> **Data excerpts**

--- --- ---

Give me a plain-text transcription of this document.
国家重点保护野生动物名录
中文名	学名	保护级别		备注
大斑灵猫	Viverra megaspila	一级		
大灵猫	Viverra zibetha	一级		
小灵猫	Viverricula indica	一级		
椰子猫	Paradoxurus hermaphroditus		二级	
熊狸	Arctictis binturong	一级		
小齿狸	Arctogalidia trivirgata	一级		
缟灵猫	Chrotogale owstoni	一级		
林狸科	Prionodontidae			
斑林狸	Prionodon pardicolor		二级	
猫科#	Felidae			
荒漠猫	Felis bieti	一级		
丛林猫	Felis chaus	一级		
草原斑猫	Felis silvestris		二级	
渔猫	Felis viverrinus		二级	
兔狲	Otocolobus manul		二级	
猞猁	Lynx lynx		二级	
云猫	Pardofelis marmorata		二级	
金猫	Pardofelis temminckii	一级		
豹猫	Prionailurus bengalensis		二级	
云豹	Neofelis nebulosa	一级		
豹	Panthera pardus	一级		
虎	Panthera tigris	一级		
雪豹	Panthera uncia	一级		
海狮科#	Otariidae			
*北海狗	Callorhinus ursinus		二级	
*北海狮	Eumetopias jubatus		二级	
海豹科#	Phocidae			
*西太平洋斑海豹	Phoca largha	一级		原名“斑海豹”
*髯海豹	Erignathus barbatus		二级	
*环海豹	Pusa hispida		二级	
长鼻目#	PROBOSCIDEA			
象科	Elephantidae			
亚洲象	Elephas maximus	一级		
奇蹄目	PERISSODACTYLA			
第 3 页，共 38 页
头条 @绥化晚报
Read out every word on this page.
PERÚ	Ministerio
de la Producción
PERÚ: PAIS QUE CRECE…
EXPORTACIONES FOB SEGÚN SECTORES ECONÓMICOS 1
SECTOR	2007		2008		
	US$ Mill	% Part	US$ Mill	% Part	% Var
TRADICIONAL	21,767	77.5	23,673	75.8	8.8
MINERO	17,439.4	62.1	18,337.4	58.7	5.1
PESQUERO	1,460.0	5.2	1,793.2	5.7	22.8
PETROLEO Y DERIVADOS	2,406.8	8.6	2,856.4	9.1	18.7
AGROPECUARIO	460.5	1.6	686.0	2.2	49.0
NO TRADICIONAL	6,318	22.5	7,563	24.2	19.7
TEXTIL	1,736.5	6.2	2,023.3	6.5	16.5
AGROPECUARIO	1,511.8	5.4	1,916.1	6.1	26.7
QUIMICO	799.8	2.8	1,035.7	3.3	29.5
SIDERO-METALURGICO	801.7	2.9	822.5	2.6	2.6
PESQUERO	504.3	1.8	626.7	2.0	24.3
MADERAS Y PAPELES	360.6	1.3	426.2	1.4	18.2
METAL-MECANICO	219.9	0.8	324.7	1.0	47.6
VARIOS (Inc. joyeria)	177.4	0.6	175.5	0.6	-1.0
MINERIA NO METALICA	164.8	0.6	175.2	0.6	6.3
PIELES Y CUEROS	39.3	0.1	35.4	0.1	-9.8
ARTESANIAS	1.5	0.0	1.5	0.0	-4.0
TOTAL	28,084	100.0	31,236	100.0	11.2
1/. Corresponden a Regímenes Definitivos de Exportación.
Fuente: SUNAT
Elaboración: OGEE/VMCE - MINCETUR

--- --- ---

> **What to do**
Print the listing above in full, exactly as it is.

> **The output**
Give me a plain-text transcription of this document.
国家重点保护野生动物名录
中文名	学名	保护级别		备注
大斑灵猫	Viverra megaspila	一级		
大灵猫	Viverra zibetha	一级		
小灵猫	Viverricula indica	一级		
椰子猫	Paradoxurus hermaphroditus		二级	
熊狸	Arctictis binturong	一级		
小齿狸	Arctogalidia trivirgata	一级		
缟灵猫	Chrotogale owstoni	一级		
林狸科	Prionodontidae			
斑林狸	Prionodon pardicolor		二级	
猫科#	Felidae			
荒漠猫	Felis bieti	一级		
丛林猫	Felis chaus	一级		
草原斑猫	Felis silvestris		二级	
渔猫	Felis viverrinus		二级	
兔狲	Otocolobus manul		二级	
猞猁	Lynx lynx		二级	
云猫	Pardofelis marmorata		二级	
金猫	Pardofelis temminckii	一级		
豹猫	Prionailurus bengalensis		二级	
云豹	Neofelis nebulosa	一级		
豹	Panthera pardus	一级		
虎	Panthera tigris	一级		
雪豹	Panthera uncia	一级		
海狮科#	Otariidae			
*北海狗	Callorhinus ursinus		二级	
*北海狮	Eumetopias jubatus		二级	
海豹科#	Phocidae			
*西太平洋斑海豹	Phoca largha	一级		原名“斑海豹”
*髯海豹	Erignathus barbatus		二级	
*环海豹	Pusa hispida		二级	
长鼻目#	PROBOSCIDEA			
象科	Elephantidae			
亚洲象	Elephas maximus	一级		
奇蹄目	PERISSODACTYLA			
第 3 页，共 38 页
头条 @绥化晚报
Read out every word on this page.
PERÚ	Ministerio
de la Producción
PERÚ: PAIS QUE CRECE…
EXPORTACIONES FOB SEGÚN SECTORES ECONÓMICOS 1
SECTOR	2007		2008		
	US$ Mill	% Part	US$ Mill	% Part	% Var
TRADICIONAL	21,767	77.5	23,673	75.8	8.8
MINERO	17,439.4	62.1	18,337.4	58.7	5.1
PESQUERO	1,460.0	5.2	1,793.2	5.7	22.8
PETROLEO Y DERIVADOS	2,406.8	8.6	2,856.4	9.1	18.7
AGROPECUARIO	460.5	1.6	686.0	2.2	49.0
NO TRADICIONAL	6,318	22.5	7,563	24.2	19.7
TEXTIL	1,736.5	6.2	2,023.3	6.5	16.5
AGROPECUARIO	1,511.8	5.4	1,916.1	6.1	26.7
QUIMICO	799.8	2.8	1,035.7	3.3	29.5
SIDERO-METALURGICO	801.7	2.9	822.5	2.6	2.6
PESQUERO	504.3	1.8	626.7	2.0	24.3
MADERAS Y PAPELES	360.6	1.3	426.2	1.4	18.2
METAL-MECANICO	219.9	0.8	324.7	1.0	47.6
VARIOS (Inc. joyeria)	177.4	0.6	175.5	0.6	-1.0
MINERIA NO METALICA	164.8	0.6	175.2	0.6	6.3
PIELES Y CUEROS	39.3	0.1	35.4	0.1	-9.8
ARTESANIAS	1.5	0.0	1.5	0.0	-4.0
TOTAL	28,084	100.0	31,236	100.0	11.2
1/. Corresponden a Regímenes Definitivos de Exportación.
Fuente: SUNAT
Elaboración: OGEE/VMCE - MINCETUR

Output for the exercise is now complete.